* **WHAT YOU ARE ASKED TO DO**
Reproduce every line below without changes, omitting the pictures from your answer.

Bounding box entries:
---
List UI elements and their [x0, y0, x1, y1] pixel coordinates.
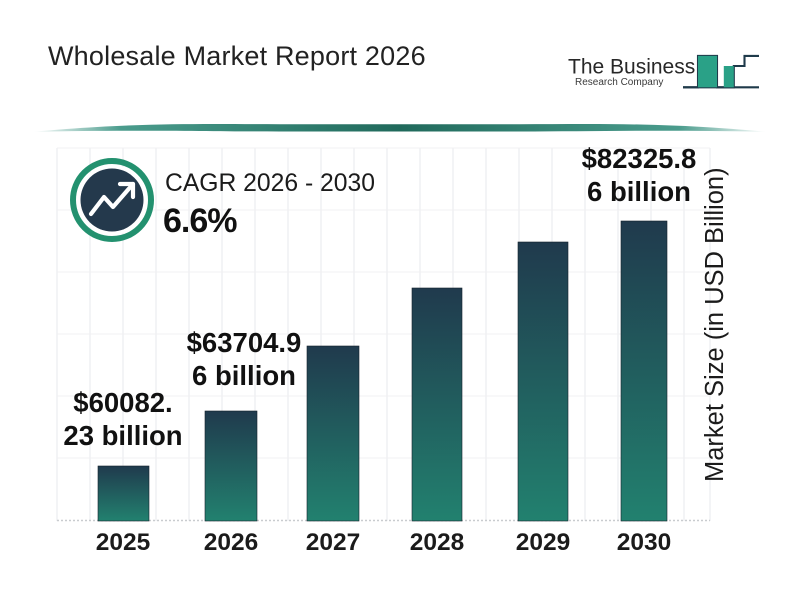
svg-text:6.6%: 6.6% [163, 202, 237, 240]
svg-text:CAGR 2026 - 2030: CAGR 2026 - 2030 [165, 170, 375, 197]
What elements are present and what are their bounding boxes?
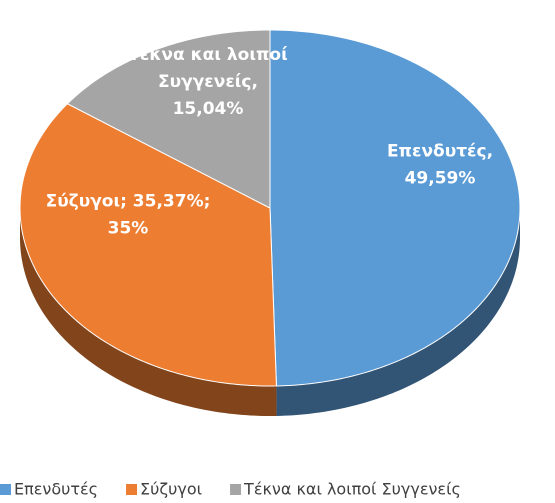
legend-label: Τέκνα και λοιποί Συγγενείς <box>243 480 461 499</box>
legend-label: Επενδυτές <box>14 480 98 499</box>
slice-side <box>20 208 277 416</box>
data-label-line: 49,59% <box>405 169 476 189</box>
data-label-line: Συγγενείς, <box>158 72 258 92</box>
data-label-line: Τέκνα και λοιποί <box>128 45 287 65</box>
slice <box>269 29 521 387</box>
slice <box>19 103 277 387</box>
slice <box>66 29 271 209</box>
data-label: Σύζυγοι; 35,37%; 35% <box>46 192 211 239</box>
legend-swatch <box>126 484 138 495</box>
data-label-line: 35% <box>108 219 149 239</box>
legend-swatch <box>230 484 242 495</box>
legend-swatch <box>0 484 11 495</box>
data-label: Επενδυτές, 49,59% <box>387 142 493 189</box>
data-label-line: Σύζυγοι; 35,37%; <box>46 192 211 212</box>
legend-label: Σύζυγοι <box>140 480 202 499</box>
data-label-line: Επενδυτές, <box>387 142 493 162</box>
data-label-line: 15,04% <box>173 99 244 119</box>
slice-side <box>276 208 520 416</box>
data-label: Τέκνα και λοιποί Συγγενείς, 15,04% <box>128 45 287 119</box>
---
* **SOLUTION FOR THIS EXERCISE**
List UI elements and their [x0, y0, x1, y1] pixel coordinates.
svg-text:6.6%: 6.6% [163, 202, 237, 240]
svg-text:CAGR 2026 - 2030: CAGR 2026 - 2030 [165, 170, 375, 197]
What elements are present and what are their bounding boxes?
legend-label: Τέκνα και λοιποί Συγγενείς <box>243 480 461 499</box>
legend-label: Επενδυτές <box>14 480 98 499</box>
slice-side <box>20 208 277 416</box>
data-label-line: 49,59% <box>405 169 476 189</box>
data-label-line: Συγγενείς, <box>158 72 258 92</box>
data-label-line: Τέκνα και λοιποί <box>128 45 287 65</box>
slice <box>269 29 521 387</box>
slice <box>19 103 277 387</box>
slice <box>66 29 271 209</box>
data-label: Σύζυγοι; 35,37%; 35% <box>46 192 211 239</box>
legend-swatch <box>126 484 138 495</box>
data-label-line: 35% <box>108 219 149 239</box>
legend-swatch <box>230 484 242 495</box>
legend-swatch <box>0 484 11 495</box>
data-label: Επενδυτές, 49,59% <box>387 142 493 189</box>
data-label-line: Σύζυγοι; 35,37%; <box>46 192 211 212</box>
legend-label: Σύζυγοι <box>140 480 202 499</box>
data-label-line: Επενδυτές, <box>387 142 493 162</box>
data-label-line: 15,04% <box>173 99 244 119</box>
slice-side <box>276 208 520 416</box>
data-label: Τέκνα και λοιποί Συγγενείς, 15,04% <box>128 45 287 119</box>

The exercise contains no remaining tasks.